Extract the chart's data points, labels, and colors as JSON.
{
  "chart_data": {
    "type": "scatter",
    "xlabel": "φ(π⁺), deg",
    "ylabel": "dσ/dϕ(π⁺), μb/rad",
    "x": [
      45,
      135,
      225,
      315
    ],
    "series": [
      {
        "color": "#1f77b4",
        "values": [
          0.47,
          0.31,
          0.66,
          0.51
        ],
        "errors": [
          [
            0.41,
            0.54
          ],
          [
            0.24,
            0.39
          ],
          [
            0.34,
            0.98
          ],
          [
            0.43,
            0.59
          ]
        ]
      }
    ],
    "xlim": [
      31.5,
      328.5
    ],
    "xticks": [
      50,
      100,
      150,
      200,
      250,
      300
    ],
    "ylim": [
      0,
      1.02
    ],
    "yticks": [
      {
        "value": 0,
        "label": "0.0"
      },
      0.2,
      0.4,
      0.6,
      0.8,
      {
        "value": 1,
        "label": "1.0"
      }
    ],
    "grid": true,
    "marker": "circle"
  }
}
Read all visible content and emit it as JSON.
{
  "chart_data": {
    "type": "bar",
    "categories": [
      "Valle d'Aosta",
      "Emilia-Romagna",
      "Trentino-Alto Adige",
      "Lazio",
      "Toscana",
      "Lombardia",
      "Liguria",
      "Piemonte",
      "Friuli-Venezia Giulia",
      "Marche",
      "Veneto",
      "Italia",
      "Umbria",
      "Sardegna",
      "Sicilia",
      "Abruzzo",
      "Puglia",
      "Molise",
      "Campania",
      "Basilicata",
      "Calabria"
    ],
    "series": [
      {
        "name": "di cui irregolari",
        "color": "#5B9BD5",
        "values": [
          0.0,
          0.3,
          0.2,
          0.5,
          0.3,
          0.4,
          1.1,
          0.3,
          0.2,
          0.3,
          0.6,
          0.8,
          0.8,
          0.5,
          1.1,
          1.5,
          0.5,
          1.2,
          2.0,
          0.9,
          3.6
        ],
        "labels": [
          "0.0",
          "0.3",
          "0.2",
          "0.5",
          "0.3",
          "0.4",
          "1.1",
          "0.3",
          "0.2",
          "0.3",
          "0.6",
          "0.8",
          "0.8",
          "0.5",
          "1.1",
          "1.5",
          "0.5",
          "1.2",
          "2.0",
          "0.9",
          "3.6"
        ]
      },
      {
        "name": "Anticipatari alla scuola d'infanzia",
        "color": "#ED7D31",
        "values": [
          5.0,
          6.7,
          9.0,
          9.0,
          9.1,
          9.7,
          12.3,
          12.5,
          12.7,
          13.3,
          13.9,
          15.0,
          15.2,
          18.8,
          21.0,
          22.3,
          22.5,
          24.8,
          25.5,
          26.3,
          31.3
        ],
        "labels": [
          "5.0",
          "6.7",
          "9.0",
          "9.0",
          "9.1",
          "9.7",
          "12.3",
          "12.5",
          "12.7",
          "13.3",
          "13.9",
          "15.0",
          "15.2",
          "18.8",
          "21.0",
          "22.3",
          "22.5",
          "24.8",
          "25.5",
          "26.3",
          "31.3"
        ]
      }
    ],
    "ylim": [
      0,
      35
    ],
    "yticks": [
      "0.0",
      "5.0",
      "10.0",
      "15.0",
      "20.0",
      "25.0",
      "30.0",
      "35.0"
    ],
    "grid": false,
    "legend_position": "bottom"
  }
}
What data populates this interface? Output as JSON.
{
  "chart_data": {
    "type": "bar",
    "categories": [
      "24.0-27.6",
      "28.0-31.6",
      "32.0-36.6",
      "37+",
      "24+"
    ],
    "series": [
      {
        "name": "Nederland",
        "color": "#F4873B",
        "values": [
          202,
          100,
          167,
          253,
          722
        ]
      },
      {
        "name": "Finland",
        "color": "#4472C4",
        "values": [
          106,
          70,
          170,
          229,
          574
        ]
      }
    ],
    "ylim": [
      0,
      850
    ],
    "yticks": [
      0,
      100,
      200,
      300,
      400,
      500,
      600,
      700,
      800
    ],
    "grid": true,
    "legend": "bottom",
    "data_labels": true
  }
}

▬▬▬

▶ EXERCISE AIM: Filter the entries and copy out every line with the word "bottom".

▶ ANSWER TO THIS PROBLEM:
    "legend_position": "bottom"
    "legend": "bottom",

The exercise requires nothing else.